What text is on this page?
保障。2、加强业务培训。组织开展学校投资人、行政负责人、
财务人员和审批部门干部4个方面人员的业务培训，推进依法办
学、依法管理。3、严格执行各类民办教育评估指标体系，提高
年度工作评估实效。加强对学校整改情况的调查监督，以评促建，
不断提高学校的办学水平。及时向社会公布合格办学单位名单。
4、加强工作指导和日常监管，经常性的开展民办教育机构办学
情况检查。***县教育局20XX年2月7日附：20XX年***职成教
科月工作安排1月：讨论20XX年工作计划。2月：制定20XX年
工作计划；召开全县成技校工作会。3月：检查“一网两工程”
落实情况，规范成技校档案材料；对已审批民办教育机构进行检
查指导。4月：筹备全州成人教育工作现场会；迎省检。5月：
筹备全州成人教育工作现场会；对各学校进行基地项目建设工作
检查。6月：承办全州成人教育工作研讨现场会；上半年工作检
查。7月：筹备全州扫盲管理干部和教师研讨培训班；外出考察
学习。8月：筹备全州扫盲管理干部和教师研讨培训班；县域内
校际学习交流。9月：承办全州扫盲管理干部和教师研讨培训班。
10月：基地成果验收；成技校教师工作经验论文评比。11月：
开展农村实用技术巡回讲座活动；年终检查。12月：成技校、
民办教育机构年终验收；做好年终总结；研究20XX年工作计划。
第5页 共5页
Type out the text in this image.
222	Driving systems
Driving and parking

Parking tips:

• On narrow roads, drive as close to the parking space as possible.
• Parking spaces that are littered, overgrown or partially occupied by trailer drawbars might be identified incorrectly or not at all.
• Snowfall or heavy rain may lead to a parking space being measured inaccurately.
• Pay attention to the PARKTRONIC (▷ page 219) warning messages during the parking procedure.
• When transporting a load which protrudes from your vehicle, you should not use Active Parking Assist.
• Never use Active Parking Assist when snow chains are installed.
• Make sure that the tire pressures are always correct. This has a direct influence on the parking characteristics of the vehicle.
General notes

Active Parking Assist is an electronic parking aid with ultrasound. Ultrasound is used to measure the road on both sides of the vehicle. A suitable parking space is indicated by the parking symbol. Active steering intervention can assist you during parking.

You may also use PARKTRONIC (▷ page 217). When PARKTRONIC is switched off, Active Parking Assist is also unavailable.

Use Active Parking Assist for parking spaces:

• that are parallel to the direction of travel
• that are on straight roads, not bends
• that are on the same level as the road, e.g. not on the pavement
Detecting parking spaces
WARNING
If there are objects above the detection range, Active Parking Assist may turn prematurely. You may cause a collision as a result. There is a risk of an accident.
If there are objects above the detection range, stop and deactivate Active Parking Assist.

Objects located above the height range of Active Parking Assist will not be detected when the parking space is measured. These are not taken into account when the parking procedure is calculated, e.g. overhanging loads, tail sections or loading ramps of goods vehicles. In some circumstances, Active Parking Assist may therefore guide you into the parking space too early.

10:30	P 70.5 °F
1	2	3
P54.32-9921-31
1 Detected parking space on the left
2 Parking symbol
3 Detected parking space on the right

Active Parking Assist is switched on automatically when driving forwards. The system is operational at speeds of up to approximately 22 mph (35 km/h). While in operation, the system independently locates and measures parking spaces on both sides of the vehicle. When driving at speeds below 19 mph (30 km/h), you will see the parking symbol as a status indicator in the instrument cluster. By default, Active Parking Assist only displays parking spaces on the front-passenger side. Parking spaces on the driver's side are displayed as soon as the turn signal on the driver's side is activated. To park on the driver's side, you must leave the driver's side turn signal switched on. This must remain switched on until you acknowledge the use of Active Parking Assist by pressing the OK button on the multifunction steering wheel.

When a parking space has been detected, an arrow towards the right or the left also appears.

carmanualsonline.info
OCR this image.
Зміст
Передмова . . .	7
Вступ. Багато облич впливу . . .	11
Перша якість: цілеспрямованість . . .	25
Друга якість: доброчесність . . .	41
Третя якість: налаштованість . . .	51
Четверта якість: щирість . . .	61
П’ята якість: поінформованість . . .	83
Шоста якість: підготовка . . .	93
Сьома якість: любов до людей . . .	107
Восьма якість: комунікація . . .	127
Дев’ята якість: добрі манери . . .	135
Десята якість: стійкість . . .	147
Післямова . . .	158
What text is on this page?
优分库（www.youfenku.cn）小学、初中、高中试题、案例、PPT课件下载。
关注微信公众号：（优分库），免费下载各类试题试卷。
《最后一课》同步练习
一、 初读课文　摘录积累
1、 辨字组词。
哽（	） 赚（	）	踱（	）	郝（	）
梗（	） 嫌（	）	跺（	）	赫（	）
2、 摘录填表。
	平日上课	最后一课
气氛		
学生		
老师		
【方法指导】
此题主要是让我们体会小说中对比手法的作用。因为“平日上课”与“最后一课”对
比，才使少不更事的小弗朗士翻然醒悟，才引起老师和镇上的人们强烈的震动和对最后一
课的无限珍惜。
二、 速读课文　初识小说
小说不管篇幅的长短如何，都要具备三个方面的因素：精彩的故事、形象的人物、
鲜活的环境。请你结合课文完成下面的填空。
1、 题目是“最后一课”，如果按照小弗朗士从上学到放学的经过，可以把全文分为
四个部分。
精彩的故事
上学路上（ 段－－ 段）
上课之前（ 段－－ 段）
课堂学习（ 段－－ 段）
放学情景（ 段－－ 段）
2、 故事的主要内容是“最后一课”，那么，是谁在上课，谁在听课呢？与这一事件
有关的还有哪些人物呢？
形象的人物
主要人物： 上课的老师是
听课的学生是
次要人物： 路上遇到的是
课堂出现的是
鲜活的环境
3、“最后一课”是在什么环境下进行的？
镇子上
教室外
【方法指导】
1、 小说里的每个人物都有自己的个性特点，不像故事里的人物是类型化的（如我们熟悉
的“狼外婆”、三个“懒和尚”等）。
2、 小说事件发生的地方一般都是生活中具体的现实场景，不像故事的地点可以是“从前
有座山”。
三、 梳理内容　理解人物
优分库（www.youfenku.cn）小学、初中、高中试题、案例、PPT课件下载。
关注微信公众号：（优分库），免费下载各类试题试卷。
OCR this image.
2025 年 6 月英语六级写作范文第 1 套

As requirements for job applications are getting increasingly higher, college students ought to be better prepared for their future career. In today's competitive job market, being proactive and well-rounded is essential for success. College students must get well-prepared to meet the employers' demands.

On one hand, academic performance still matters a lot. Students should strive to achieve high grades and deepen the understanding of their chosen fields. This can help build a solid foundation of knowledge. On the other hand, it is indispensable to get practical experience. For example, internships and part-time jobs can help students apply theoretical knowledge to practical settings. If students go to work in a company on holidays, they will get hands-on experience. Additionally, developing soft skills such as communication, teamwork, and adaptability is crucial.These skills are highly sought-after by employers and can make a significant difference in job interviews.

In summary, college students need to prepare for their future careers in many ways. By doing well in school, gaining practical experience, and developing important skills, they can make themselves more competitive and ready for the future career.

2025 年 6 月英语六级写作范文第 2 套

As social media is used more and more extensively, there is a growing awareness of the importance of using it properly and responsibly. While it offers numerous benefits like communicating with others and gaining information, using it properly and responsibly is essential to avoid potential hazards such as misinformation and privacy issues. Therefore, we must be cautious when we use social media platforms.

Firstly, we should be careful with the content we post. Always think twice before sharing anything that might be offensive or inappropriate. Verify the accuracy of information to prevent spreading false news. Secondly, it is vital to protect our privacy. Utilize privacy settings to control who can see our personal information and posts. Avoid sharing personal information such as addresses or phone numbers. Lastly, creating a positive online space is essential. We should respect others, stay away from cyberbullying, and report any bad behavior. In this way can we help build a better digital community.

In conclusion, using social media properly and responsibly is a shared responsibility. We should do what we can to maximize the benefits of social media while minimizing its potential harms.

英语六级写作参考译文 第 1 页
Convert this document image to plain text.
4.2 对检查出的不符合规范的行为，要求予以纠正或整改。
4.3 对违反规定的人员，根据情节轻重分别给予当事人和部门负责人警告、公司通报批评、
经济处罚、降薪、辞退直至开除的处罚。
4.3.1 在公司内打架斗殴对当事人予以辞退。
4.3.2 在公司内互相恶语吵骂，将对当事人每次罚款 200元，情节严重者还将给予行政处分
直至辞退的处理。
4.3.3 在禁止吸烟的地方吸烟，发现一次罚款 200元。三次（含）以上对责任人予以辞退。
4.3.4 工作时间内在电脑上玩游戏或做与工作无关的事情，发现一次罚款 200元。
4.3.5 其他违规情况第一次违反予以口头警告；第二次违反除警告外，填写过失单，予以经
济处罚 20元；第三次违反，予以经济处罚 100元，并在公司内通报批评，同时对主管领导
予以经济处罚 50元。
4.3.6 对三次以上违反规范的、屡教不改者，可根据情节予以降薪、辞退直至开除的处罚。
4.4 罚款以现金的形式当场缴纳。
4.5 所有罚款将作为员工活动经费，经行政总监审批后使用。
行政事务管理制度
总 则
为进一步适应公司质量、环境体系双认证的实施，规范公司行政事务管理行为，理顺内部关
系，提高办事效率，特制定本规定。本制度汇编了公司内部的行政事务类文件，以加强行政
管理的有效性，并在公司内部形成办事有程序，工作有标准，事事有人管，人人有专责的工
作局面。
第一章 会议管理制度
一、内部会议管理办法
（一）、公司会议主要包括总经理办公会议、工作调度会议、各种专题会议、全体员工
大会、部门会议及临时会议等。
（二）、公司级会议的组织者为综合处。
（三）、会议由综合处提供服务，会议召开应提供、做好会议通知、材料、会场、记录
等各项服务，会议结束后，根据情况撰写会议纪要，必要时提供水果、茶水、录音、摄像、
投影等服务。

============================================================

TASK BRIEF —
Filter the records down to the lines that contain the string "spaces", and copy those lines.

FINAL RESULT —
• Parking spaces that are littered, overgrown or partially occupied by trailer drawbars might be identified incorrectly or not at all.
Use Active Parking Assist for parking spaces:
Detecting parking spaces
Active Parking Assist is switched on automatically when driving forwards. The system is operational at speeds of up to approximately 22 mph (35 km/h). While in operation, the system independently locates and measures parking spaces on both sides of the vehicle. When driving at speeds below 19 mph (30 km/h), you will see the parking symbol as a status indicator in the instrument cluster. By default, Active Parking Assist only displays parking spaces on the front-passenger side. Parking spaces on the driver's side are displayed as soon as the turn signal on the driver's side is activated. To park on the driver's side, you must leave the driver's side turn signal switched on. This must remain switched on until you acknowledge the use of Active Parking Assist by pressing the OK button on the multifunction steering wheel.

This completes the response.